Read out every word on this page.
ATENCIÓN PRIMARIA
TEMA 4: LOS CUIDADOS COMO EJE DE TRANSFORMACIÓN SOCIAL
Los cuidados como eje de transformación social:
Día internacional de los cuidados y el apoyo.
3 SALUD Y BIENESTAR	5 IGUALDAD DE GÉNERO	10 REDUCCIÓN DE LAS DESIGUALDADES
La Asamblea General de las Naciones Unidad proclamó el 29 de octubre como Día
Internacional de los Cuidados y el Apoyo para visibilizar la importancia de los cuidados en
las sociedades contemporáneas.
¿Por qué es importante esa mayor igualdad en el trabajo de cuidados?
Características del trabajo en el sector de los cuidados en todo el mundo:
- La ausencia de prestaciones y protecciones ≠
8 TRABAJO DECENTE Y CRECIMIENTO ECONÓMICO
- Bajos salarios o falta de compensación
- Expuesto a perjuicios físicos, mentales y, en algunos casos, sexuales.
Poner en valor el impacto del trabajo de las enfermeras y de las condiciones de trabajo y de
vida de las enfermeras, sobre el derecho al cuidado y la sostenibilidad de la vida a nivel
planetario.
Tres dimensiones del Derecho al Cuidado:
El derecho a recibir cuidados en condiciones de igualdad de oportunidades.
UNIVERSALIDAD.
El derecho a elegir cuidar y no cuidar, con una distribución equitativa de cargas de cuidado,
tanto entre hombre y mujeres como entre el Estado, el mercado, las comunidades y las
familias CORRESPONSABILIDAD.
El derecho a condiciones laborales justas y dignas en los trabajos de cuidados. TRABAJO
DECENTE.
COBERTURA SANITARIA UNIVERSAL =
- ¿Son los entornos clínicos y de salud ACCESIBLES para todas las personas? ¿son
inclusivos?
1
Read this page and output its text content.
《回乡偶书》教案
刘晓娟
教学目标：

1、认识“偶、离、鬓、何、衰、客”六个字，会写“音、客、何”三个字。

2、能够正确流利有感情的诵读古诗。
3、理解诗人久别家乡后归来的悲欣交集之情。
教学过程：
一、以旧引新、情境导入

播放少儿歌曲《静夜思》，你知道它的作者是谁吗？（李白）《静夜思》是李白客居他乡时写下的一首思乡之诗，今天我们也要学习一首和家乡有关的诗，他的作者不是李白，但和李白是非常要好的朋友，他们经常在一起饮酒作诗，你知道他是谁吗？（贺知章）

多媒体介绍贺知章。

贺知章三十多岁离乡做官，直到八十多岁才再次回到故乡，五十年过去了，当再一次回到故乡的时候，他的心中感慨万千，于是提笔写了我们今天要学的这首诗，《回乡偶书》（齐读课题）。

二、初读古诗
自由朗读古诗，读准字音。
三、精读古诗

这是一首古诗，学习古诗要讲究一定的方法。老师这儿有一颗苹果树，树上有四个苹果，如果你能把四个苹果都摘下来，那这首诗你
▬▬▬▬▬▬▬▬▬▬
__TASK DESCRIPTION__: Scan the lines above for "Read", then copy every one that has it.

__OUTPUT OF THE EXERCISE__:
Read out every word on this page.
Read this page and output its text content.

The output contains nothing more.